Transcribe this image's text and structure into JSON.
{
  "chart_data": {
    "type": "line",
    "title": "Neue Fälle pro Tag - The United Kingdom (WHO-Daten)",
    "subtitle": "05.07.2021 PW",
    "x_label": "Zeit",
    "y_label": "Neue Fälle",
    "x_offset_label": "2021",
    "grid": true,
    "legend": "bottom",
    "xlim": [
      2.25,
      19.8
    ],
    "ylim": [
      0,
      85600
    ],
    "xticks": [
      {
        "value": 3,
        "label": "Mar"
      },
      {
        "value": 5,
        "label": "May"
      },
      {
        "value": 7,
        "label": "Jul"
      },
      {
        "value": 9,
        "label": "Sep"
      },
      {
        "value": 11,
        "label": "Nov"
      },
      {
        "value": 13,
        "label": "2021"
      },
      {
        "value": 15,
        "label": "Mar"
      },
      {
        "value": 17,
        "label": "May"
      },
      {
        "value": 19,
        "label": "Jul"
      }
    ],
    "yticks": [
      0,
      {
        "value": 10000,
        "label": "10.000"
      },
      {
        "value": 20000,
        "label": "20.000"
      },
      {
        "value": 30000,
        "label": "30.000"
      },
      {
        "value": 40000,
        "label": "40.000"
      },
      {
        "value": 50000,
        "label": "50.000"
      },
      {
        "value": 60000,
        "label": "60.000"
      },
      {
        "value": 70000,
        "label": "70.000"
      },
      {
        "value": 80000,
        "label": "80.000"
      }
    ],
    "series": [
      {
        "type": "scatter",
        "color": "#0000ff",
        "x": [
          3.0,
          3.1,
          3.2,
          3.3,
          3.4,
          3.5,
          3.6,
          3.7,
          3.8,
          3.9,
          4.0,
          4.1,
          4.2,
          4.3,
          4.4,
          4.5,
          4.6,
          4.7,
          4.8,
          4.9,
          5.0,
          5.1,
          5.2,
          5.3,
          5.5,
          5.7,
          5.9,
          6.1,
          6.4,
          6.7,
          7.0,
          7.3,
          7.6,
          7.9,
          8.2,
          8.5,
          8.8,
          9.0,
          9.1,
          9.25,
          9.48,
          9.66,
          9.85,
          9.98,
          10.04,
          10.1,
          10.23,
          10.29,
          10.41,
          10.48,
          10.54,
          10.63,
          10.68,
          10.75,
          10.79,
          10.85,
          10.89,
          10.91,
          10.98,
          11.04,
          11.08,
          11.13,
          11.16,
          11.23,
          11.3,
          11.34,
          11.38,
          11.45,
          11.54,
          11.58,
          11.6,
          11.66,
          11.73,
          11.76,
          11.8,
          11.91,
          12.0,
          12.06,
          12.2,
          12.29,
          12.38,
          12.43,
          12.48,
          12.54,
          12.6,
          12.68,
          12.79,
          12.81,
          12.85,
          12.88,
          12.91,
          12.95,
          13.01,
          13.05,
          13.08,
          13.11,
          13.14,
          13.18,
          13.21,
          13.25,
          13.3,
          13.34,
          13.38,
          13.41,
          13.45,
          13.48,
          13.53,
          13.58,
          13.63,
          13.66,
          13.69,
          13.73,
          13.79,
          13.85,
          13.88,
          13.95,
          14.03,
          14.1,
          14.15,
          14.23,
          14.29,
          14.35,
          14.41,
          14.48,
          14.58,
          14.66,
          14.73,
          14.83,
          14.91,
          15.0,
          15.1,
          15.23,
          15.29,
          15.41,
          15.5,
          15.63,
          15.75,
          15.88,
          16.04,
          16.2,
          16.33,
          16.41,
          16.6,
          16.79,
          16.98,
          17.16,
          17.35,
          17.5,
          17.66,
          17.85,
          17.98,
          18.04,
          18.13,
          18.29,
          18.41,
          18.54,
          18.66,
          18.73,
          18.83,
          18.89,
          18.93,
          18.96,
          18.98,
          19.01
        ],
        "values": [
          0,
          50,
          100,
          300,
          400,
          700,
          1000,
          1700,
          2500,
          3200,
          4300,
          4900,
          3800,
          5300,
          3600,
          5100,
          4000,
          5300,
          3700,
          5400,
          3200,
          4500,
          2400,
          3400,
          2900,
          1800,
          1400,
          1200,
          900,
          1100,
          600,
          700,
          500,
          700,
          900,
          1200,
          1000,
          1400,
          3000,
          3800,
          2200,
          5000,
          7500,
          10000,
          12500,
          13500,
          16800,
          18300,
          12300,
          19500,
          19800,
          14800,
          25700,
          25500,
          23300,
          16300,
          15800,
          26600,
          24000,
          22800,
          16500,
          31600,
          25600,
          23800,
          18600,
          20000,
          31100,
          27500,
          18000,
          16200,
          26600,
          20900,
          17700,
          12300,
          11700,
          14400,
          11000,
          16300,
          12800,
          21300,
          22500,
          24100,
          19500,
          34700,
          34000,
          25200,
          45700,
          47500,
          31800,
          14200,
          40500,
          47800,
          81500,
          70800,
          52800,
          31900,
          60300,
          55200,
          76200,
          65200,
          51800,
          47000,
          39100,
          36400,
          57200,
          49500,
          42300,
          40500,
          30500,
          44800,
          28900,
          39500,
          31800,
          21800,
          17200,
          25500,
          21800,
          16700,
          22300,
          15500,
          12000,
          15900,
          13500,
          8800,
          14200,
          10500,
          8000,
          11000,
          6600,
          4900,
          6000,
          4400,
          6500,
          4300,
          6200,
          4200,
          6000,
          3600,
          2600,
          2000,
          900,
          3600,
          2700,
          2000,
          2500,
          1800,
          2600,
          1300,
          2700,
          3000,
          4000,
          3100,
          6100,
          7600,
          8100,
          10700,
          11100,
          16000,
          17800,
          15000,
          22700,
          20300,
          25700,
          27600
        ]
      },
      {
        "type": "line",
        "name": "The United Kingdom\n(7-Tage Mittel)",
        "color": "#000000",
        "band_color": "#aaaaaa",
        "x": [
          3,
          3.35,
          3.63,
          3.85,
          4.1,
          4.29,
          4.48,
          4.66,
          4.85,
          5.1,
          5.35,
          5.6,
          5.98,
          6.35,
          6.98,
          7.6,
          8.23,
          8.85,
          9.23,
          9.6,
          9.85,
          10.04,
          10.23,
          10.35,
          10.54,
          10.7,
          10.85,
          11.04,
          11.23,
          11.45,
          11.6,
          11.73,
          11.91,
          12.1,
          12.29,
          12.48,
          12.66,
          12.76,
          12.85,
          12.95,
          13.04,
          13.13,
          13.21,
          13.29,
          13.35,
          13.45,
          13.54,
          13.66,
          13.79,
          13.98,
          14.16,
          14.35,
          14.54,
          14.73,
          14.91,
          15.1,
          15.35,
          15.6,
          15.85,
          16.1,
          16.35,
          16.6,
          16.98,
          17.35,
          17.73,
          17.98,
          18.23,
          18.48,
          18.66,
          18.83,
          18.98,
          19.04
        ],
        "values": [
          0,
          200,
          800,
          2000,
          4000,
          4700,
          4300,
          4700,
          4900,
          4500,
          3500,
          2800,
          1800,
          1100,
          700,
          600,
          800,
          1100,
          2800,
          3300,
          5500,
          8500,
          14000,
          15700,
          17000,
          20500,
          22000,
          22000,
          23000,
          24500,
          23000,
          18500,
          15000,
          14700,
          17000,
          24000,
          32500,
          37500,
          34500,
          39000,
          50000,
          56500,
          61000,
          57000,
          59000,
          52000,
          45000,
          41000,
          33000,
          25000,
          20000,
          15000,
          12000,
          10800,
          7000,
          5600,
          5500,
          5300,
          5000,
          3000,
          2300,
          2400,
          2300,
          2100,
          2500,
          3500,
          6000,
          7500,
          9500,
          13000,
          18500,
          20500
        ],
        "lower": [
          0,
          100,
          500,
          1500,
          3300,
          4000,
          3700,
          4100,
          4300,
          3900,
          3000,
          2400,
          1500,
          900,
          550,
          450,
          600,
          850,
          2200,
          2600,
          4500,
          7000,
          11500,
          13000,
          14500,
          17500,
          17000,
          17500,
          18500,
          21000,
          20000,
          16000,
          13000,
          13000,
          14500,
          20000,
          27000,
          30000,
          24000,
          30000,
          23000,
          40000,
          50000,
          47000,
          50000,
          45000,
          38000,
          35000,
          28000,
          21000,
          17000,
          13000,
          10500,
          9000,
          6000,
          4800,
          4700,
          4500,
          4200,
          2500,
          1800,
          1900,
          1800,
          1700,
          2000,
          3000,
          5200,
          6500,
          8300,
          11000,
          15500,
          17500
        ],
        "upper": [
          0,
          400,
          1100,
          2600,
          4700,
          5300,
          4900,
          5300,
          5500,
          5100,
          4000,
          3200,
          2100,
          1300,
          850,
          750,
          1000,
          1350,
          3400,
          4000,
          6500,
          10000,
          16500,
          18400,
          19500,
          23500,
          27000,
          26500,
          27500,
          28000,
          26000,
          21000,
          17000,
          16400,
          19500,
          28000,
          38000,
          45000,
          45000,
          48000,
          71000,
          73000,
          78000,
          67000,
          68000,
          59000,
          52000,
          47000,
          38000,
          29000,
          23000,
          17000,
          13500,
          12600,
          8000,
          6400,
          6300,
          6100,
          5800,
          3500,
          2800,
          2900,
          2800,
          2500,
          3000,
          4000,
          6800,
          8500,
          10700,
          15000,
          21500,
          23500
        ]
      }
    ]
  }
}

▬▬▬▬▬▬

Read the lines above. Gather those in which the string "United" is found.

# Written solution
    "title": "Neue Fälle pro Tag - The United Kingdom (WHO-Daten)",
        "name": "The United Kingdom\n(7-Tage Mittel)",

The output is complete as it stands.